[Dataset items]
========
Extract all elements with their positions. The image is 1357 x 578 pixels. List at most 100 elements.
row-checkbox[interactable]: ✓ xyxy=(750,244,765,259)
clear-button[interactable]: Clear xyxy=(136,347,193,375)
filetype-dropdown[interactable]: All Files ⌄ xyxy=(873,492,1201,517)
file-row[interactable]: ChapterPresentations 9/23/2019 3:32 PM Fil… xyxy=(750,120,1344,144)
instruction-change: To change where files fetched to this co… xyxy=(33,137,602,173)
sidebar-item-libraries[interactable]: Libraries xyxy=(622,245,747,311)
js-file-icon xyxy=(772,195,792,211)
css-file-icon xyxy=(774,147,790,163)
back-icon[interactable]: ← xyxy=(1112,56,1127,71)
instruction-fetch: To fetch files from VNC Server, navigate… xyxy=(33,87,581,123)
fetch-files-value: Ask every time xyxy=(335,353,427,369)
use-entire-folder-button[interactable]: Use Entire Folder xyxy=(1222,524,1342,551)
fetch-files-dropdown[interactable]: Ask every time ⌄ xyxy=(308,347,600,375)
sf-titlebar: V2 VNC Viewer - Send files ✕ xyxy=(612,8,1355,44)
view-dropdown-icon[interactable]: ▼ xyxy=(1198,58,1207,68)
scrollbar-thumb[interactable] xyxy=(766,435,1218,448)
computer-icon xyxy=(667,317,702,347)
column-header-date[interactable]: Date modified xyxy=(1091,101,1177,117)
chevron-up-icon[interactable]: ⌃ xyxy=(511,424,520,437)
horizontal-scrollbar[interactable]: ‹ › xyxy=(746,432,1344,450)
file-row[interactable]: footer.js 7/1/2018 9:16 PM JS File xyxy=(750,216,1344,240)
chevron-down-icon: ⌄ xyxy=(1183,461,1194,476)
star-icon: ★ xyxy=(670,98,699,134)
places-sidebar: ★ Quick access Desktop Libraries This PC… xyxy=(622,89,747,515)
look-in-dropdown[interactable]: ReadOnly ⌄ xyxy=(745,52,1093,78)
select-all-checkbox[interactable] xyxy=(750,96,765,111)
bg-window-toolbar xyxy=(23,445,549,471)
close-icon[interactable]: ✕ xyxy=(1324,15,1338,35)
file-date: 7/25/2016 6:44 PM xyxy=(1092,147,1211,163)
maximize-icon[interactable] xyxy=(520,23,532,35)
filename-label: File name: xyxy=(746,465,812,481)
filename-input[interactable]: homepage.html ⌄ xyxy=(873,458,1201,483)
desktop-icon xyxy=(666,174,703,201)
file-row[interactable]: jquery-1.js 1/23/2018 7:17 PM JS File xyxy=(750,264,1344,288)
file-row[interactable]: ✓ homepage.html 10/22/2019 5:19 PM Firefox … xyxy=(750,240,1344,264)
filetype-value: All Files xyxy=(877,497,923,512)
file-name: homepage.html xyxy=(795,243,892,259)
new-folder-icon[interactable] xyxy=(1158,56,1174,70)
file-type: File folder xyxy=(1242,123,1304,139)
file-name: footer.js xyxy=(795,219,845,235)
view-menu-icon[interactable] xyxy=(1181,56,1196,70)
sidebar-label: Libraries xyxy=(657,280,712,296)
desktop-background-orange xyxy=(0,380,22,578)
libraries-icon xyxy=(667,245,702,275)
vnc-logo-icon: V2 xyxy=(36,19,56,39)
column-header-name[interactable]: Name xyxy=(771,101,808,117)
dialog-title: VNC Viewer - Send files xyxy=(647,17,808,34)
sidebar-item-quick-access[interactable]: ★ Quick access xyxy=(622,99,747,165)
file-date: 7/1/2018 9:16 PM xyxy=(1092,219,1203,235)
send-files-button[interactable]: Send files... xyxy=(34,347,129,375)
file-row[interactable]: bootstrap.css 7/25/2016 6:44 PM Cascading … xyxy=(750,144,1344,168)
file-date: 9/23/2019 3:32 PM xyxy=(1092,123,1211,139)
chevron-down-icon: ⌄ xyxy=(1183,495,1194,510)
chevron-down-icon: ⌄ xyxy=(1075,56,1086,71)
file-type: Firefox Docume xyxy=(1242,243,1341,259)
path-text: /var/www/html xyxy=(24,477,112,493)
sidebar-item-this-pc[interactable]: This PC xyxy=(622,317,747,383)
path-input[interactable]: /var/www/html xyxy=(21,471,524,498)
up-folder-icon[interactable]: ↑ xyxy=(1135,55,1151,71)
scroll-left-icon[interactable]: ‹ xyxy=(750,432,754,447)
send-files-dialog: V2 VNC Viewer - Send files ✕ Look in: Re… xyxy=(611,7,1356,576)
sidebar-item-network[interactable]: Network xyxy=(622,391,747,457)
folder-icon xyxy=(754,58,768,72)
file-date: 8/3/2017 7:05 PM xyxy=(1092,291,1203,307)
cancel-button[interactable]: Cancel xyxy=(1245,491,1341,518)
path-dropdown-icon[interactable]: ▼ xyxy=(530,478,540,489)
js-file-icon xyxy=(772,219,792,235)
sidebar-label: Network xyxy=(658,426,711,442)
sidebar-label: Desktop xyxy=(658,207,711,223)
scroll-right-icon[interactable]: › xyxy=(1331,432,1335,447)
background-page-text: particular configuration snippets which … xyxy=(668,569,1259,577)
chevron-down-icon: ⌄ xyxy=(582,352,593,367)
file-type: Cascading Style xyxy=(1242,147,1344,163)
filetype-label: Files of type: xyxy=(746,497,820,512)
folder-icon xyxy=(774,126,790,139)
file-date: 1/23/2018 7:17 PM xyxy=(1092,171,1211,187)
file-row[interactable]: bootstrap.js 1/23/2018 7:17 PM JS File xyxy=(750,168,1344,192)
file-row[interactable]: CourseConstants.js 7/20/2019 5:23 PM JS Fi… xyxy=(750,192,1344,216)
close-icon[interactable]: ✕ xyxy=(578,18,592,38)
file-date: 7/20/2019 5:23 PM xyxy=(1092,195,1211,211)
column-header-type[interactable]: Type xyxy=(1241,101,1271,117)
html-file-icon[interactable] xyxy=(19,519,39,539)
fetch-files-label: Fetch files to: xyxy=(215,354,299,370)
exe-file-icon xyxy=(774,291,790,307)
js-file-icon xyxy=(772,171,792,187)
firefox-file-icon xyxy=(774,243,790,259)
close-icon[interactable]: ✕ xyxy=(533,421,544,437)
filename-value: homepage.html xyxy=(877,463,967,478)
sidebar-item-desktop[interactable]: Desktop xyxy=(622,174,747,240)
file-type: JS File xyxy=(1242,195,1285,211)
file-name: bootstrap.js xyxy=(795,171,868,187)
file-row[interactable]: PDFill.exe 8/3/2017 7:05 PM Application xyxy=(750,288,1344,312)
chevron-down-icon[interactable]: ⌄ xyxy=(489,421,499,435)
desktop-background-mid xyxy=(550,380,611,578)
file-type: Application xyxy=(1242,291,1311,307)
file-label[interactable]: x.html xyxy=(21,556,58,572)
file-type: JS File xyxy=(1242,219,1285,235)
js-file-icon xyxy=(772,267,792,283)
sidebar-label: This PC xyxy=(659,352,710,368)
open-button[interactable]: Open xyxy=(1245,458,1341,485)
========
§ **Exercise brief**
Reproduce each of the entries above word for word.

§ **Full response**
Extract all elements with their positions. The image is 1357 x 578 pixels. List at most 100 elements.
row-checkbox[interactable]: ✓ xyxy=(750,244,765,259)
clear-button[interactable]: Clear xyxy=(136,347,193,375)
filetype-dropdown[interactable]: All Files ⌄ xyxy=(873,492,1201,517)
file-row[interactable]: ChapterPresentations 9/23/2019 3:32 PM Fil… xyxy=(750,120,1344,144)
instruction-change: To change where files fetched to this co… xyxy=(33,137,602,173)
sidebar-item-libraries[interactable]: Libraries xyxy=(622,245,747,311)
js-file-icon xyxy=(772,195,792,211)
css-file-icon xyxy=(774,147,790,163)
back-icon[interactable]: ← xyxy=(1112,56,1127,71)
instruction-fetch: To fetch files from VNC Server, navigate… xyxy=(33,87,581,123)
fetch-files-value: Ask every time xyxy=(335,353,427,369)
use-entire-folder-button[interactable]: Use Entire Folder xyxy=(1222,524,1342,551)
fetch-files-dropdown[interactable]: Ask every time ⌄ xyxy=(308,347,600,375)
sf-titlebar: V2 VNC Viewer - Send files ✕ xyxy=(612,8,1355,44)
view-dropdown-icon[interactable]: ▼ xyxy=(1198,58,1207,68)
scrollbar-thumb[interactable] xyxy=(766,435,1218,448)
computer-icon xyxy=(667,317,702,347)
column-header-date[interactable]: Date modified xyxy=(1091,101,1177,117)
chevron-up-icon[interactable]: ⌃ xyxy=(511,424,520,437)
horizontal-scrollbar[interactable]: ‹ › xyxy=(746,432,1344,450)
file-row[interactable]: footer.js 7/1/2018 9:16 PM JS File xyxy=(750,216,1344,240)
chevron-down-icon: ⌄ xyxy=(1183,461,1194,476)
star-icon: ★ xyxy=(670,98,699,134)
places-sidebar: ★ Quick access Desktop Libraries This PC… xyxy=(622,89,747,515)
look-in-dropdown[interactable]: ReadOnly ⌄ xyxy=(745,52,1093,78)
select-all-checkbox[interactable] xyxy=(750,96,765,111)
bg-window-toolbar xyxy=(23,445,549,471)
close-icon[interactable]: ✕ xyxy=(1324,15,1338,35)
file-date: 7/25/2016 6:44 PM xyxy=(1092,147,1211,163)
maximize-icon[interactable] xyxy=(520,23,532,35)
filename-label: File name: xyxy=(746,465,812,481)
filename-input[interactable]: homepage.html ⌄ xyxy=(873,458,1201,483)
desktop-icon xyxy=(666,174,703,201)
file-row[interactable]: jquery-1.js 1/23/2018 7:17 PM JS File xyxy=(750,264,1344,288)
file-row[interactable]: ✓ homepage.html 10/22/2019 5:19 PM Firefox … xyxy=(750,240,1344,264)
filetype-value: All Files xyxy=(877,497,923,512)
file-name: homepage.html xyxy=(795,243,892,259)
new-folder-icon[interactable] xyxy=(1158,56,1174,70)
file-type: File folder xyxy=(1242,123,1304,139)
file-name: footer.js xyxy=(795,219,845,235)
view-menu-icon[interactable] xyxy=(1181,56,1196,70)
sidebar-label: Libraries xyxy=(657,280,712,296)
desktop-background-orange xyxy=(0,380,22,578)
libraries-icon xyxy=(667,245,702,275)
vnc-logo-icon: V2 xyxy=(36,19,56,39)
column-header-name[interactable]: Name xyxy=(771,101,808,117)
dialog-title: VNC Viewer - Send files xyxy=(647,17,808,34)
sidebar-item-quick-access[interactable]: ★ Quick access xyxy=(622,99,747,165)
file-date: 7/1/2018 9:16 PM xyxy=(1092,219,1203,235)
send-files-button[interactable]: Send files... xyxy=(34,347,129,375)
file-row[interactable]: bootstrap.css 7/25/2016 6:44 PM Cascading … xyxy=(750,144,1344,168)
file-date: 9/23/2019 3:32 PM xyxy=(1092,123,1211,139)
chevron-down-icon: ⌄ xyxy=(1183,495,1194,510)
chevron-down-icon: ⌄ xyxy=(1075,56,1086,71)
file-type: Firefox Docume xyxy=(1242,243,1341,259)
path-text: /var/www/html xyxy=(24,477,112,493)
sidebar-item-this-pc[interactable]: This PC xyxy=(622,317,747,383)
path-input[interactable]: /var/www/html xyxy=(21,471,524,498)
up-folder-icon[interactable]: ↑ xyxy=(1135,55,1151,71)
scroll-left-icon[interactable]: ‹ xyxy=(750,432,754,447)
send-files-dialog: V2 VNC Viewer - Send files ✕ Look in: Re… xyxy=(611,7,1356,576)
sidebar-item-network[interactable]: Network xyxy=(622,391,747,457)
folder-icon xyxy=(754,58,768,72)
file-date: 8/3/2017 7:05 PM xyxy=(1092,291,1203,307)
cancel-button[interactable]: Cancel xyxy=(1245,491,1341,518)
path-dropdown-icon[interactable]: ▼ xyxy=(530,478,540,489)
js-file-icon xyxy=(772,219,792,235)
sidebar-label: Network xyxy=(658,426,711,442)
sidebar-label: Desktop xyxy=(658,207,711,223)
scroll-right-icon[interactable]: › xyxy=(1331,432,1335,447)
background-page-text: particular configuration snippets which … xyxy=(668,569,1259,577)
chevron-down-icon: ⌄ xyxy=(582,352,593,367)
file-type: Cascading Style xyxy=(1242,147,1344,163)
filetype-label: Files of type: xyxy=(746,497,820,512)
folder-icon xyxy=(774,126,790,139)
file-date: 1/23/2018 7:17 PM xyxy=(1092,171,1211,187)
file-row[interactable]: bootstrap.js 1/23/2018 7:17 PM JS File xyxy=(750,168,1344,192)
file-row[interactable]: CourseConstants.js 7/20/2019 5:23 PM JS Fi… xyxy=(750,192,1344,216)
close-icon[interactable]: ✕ xyxy=(578,18,592,38)
file-date: 7/20/2019 5:23 PM xyxy=(1092,195,1211,211)
column-header-type[interactable]: Type xyxy=(1241,101,1271,117)
html-file-icon[interactable] xyxy=(19,519,39,539)
fetch-files-label: Fetch files to: xyxy=(215,354,299,370)
exe-file-icon xyxy=(774,291,790,307)
js-file-icon xyxy=(772,171,792,187)
firefox-file-icon xyxy=(774,243,790,259)
close-icon[interactable]: ✕ xyxy=(533,421,544,437)
filename-value: homepage.html xyxy=(877,463,967,478)
sidebar-item-desktop[interactable]: Desktop xyxy=(622,174,747,240)
file-type: JS File xyxy=(1242,195,1285,211)
file-name: bootstrap.js xyxy=(795,171,868,187)
file-row[interactable]: PDFill.exe 8/3/2017 7:05 PM Application xyxy=(750,288,1344,312)
chevron-down-icon[interactable]: ⌄ xyxy=(489,421,499,435)
desktop-background-mid xyxy=(550,380,611,578)
file-type: Application xyxy=(1242,291,1311,307)
file-label[interactable]: x.html xyxy=(21,556,58,572)
file-type: JS File xyxy=(1242,219,1285,235)
js-file-icon xyxy=(772,267,792,283)
sidebar-label: This PC xyxy=(659,352,710,368)
open-button[interactable]: Open xyxy=(1245,458,1341,485)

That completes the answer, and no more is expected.